** YOUR INSTRUCTIONS **
Each record is to be printed again precisely as it reads.

** STORED RECORDS **
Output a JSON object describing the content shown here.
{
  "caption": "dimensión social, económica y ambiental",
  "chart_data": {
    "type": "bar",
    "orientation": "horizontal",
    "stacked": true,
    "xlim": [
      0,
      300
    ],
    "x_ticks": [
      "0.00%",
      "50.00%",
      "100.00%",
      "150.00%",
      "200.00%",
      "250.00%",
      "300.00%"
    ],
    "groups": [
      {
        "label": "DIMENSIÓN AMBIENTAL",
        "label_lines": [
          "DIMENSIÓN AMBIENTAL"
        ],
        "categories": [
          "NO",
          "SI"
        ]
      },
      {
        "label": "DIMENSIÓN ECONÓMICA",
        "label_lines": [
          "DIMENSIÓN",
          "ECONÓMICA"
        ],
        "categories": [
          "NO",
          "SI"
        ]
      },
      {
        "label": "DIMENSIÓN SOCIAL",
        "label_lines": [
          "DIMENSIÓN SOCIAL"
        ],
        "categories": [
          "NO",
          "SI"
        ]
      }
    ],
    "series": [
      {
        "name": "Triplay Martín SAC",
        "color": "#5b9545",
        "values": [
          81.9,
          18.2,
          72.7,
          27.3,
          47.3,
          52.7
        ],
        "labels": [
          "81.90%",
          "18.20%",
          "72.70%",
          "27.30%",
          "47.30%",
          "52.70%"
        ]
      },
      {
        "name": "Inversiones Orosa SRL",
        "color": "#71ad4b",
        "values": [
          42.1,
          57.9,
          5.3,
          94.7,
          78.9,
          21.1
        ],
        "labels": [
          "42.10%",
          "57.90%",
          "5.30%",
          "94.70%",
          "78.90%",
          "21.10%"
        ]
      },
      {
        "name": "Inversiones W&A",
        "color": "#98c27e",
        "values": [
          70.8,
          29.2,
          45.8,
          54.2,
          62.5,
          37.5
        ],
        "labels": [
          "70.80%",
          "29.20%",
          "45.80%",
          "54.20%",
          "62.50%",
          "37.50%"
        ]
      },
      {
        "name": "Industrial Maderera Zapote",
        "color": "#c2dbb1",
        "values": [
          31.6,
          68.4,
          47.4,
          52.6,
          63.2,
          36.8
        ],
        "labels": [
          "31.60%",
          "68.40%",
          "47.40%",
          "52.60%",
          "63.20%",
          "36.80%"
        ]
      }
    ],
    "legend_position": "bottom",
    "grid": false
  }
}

** OUTPUT **
Output a JSON object describing the content shown here.
{
  "caption": "dimensión social, económica y ambiental",
  "chart_data": {
    "type": "bar",
    "orientation": "horizontal",
    "stacked": true,
    "xlim": [
      0,
      300
    ],
    "x_ticks": [
      "0.00%",
      "50.00%",
      "100.00%",
      "150.00%",
      "200.00%",
      "250.00%",
      "300.00%"
    ],
    "groups": [
      {
        "label": "DIMENSIÓN AMBIENTAL",
        "label_lines": [
          "DIMENSIÓN AMBIENTAL"
        ],
        "categories": [
          "NO",
          "SI"
        ]
      },
      {
        "label": "DIMENSIÓN ECONÓMICA",
        "label_lines": [
          "DIMENSIÓN",
          "ECONÓMICA"
        ],
        "categories": [
          "NO",
          "SI"
        ]
      },
      {
        "label": "DIMENSIÓN SOCIAL",
        "label_lines": [
          "DIMENSIÓN SOCIAL"
        ],
        "categories": [
          "NO",
          "SI"
        ]
      }
    ],
    "series": [
      {
        "name": "Triplay Martín SAC",
        "color": "#5b9545",
        "values": [
          81.9,
          18.2,
          72.7,
          27.3,
          47.3,
          52.7
        ],
        "labels": [
          "81.90%",
          "18.20%",
          "72.70%",
          "27.30%",
          "47.30%",
          "52.70%"
        ]
      },
      {
        "name": "Inversiones Orosa SRL",
        "color": "#71ad4b",
        "values": [
          42.1,
          57.9,
          5.3,
          94.7,
          78.9,
          21.1
        ],
        "labels": [
          "42.10%",
          "57.90%",
          "5.30%",
          "94.70%",
          "78.90%",
          "21.10%"
        ]
      },
      {
        "name": "Inversiones W&A",
        "color": "#98c27e",
        "values": [
          70.8,
          29.2,
          45.8,
          54.2,
          62.5,
          37.5
        ],
        "labels": [
          "70.80%",
          "29.20%",
          "45.80%",
          "54.20%",
          "62.50%",
          "37.50%"
        ]
      },
      {
        "name": "Industrial Maderera Zapote",
        "color": "#c2dbb1",
        "values": [
          31.6,
          68.4,
          47.4,
          52.6,
          63.2,
          36.8
        ],
        "labels": [
          "31.60%",
          "68.40%",
          "47.40%",
          "52.60%",
          "63.20%",
          "36.80%"
        ]
      }
    ],
    "legend_position": "bottom",
    "grid": false
  }
}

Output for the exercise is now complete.